== Goal ==
List, from the lines below, each one with "mống" in it.

Stored items:
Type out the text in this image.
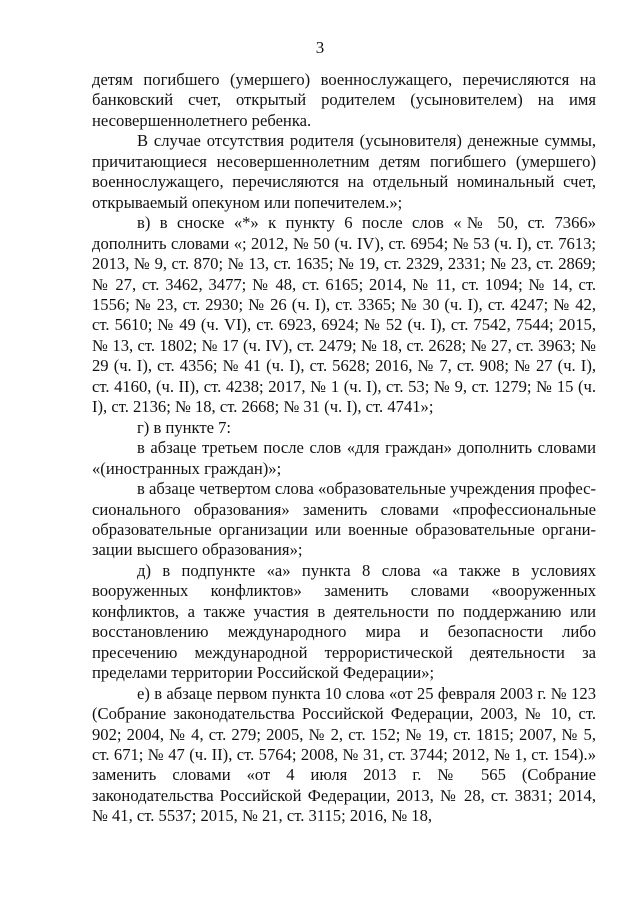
3

детям погибшего (умершего) военнослужащего, перечисляются на банковский счет, открытый родителем (усыновителем) на имя несовершеннолетнего ребенка.

В случае отсутствия родителя (усыновителя) денежные суммы, причитающиеся несовершеннолетним детям погибшего (умершего) военнослужащего, перечисляются на отдельный номинальный счет, открываемый опекуном или попечителем.»;

в) в сноске «*» к пункту 6 после слов «№ 50, ст. 7366» дополнить словами «; 2012, № 50 (ч. IV), ст. 6954; № 53 (ч. I), ст. 7613; 2013, № 9, ст. 870; № 13, ст. 1635; № 19, ст. 2329, 2331; № 23, ст. 2869; № 27, ст. 3462, 3477; № 48, ст. 6165; 2014, № 11, ст. 1094; № 14, ст. 1556; № 23, ст. 2930; № 26 (ч. I), ст. 3365; № 30 (ч. I), ст. 4247; № 42, ст. 5610; № 49 (ч. VI), ст. 6923, 6924; № 52 (ч. I), ст. 7542, 7544; 2015, № 13, ст. 1802; № 17 (ч. IV), ст. 2479; № 18, ст. 2628; № 27, ст. 3963; № 29 (ч. I), ст. 4356; № 41 (ч. I), ст. 5628; 2016, № 7, ст. 908; № 27 (ч. I), ст. 4160, (ч. II), ст. 4238; 2017, № 1 (ч. I), ст. 53; № 9, ст. 1279; № 15 (ч. I), ст. 2136; № 18, ст. 2668; № 31 (ч. I), ст. 4741»;

г) в пункте 7:

в абзаце третьем после слов «для граждан» дополнить словами «(иностранных граждан)»;

в абзаце четвертом слова «образовательные учреждения профессионального образования» заменить словами «профессиональные образовательные организации или военные образовательные организации высшего образования»;

д) в подпункте «а» пункта 8 слова «а также в условиях вооруженных конфликтов» заменить словами «вооруженных конфликтов, а также участия в деятельности по поддержанию или восстановлению международного мира и безопасности либо пресечению международной террористической деятельности за пределами территории Российской Федерации»;

е) в абзаце первом пункта 10 слова «от 25 февраля 2003 г. № 123 (Собрание законодательства Российской Федерации, 2003, № 10, ст. 902; 2004, № 4, ст. 279; 2005, № 2, ст. 152; № 19, ст. 1815; 2007, № 5, ст. 671; № 47 (ч. II), ст. 5764; 2008, № 31, ст. 3744; 2012, № 1, ст. 154).» заменить словами «от 4 июля 2013 г. № 565 (Собрание законодательства Российской Федерации, 2013, № 28, ст. 3831; 2014, № 41, ст. 5537; 2015, № 21, ст. 3115; 2016, № 18,
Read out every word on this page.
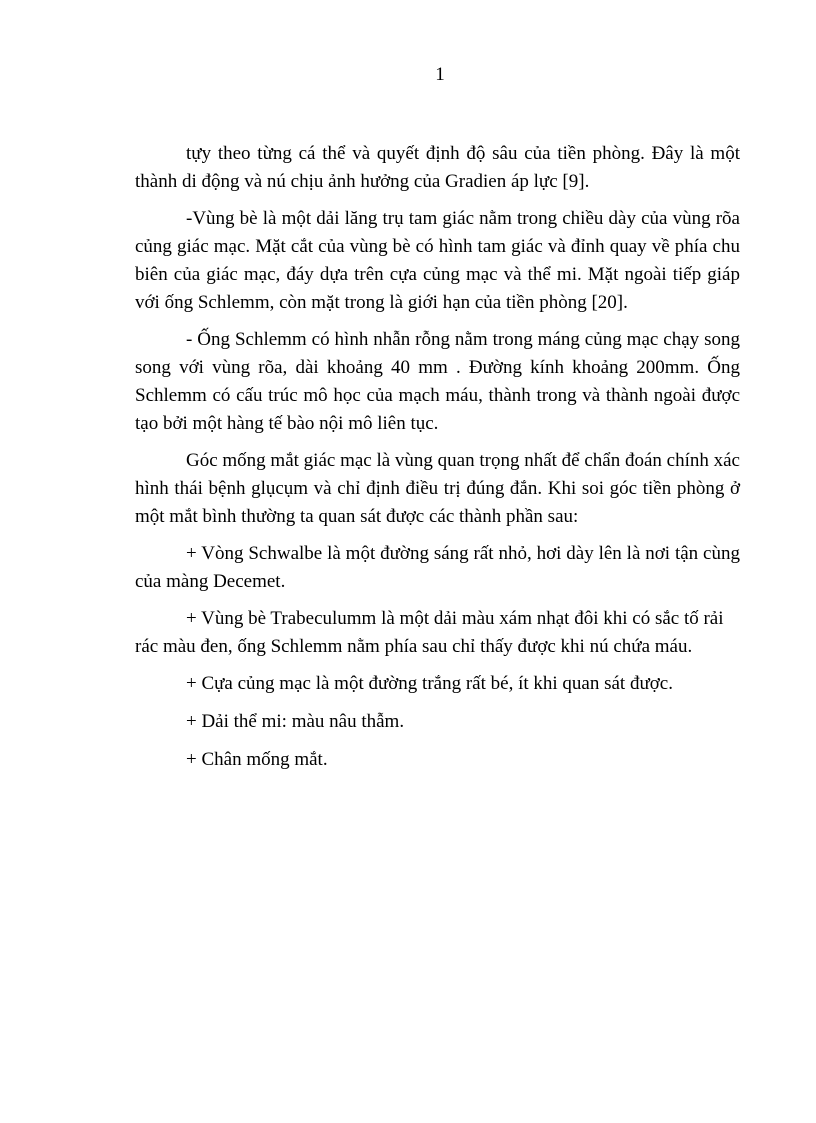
1

tựy theo từng cá thể và quyết định độ sâu của tiền phòng. Đây là một thành di động và nú chịu ảnh hưởng của Gradien áp lực [9].

-Vùng bè là một dải lăng trụ tam giác nằm trong chiều dày của vùng rõa củng giác mạc. Mặt cắt của vùng bè có hình tam giác và đỉnh quay về phía chu biên của giác mạc, đáy dựa trên cựa củng mạc và thể mi. Mặt ngoài tiếp giáp với ống Schlemm, còn mặt trong là giới hạn của tiền phòng [20].

- Ống Schlemm có hình nhẫn rỗng nằm trong máng củng mạc chạy song song với vùng rõa, dài khoảng 40 mm . Đường kính khoảng 200mm. Ống Schlemm có cấu trúc mô học của mạch máu, thành trong và thành ngoài được tạo bởi một hàng tế bào nội mô liên tục.

Góc mống mắt giác mạc là vùng quan trọng nhất để chẩn đoán chính xác hình thái bệnh glụcụm và chỉ định điều trị đúng đắn. Khi soi góc tiền phòng ở một mắt bình thường ta quan sát được các thành phần sau:

+ Vòng Schwalbe là một đường sáng rất nhỏ, hơi dày lên là nơi tận cùng của màng Decemet.

+ Vùng bè Trabeculumm là một dải màu xám nhạt đôi khi có sắc tố rải rác màu đen, ống Schlemm nằm phía sau chỉ thấy được khi nú chứa máu.

+ Cựa củng mạc là một đường trắng rất bé, ít khi quan sát được.

+ Dải thể mi: màu nâu thẫm.

+ Chân mống mắt.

== Worked solution ==
Góc mống mắt giác mạc là vùng quan trọng nhất để chẩn đoán chính xác hình thái bệnh glụcụm và chỉ định điều trị đúng đắn. Khi soi góc tiền phòng ở một mắt bình thường ta quan sát được các thành phần sau:
+ Chân mống mắt.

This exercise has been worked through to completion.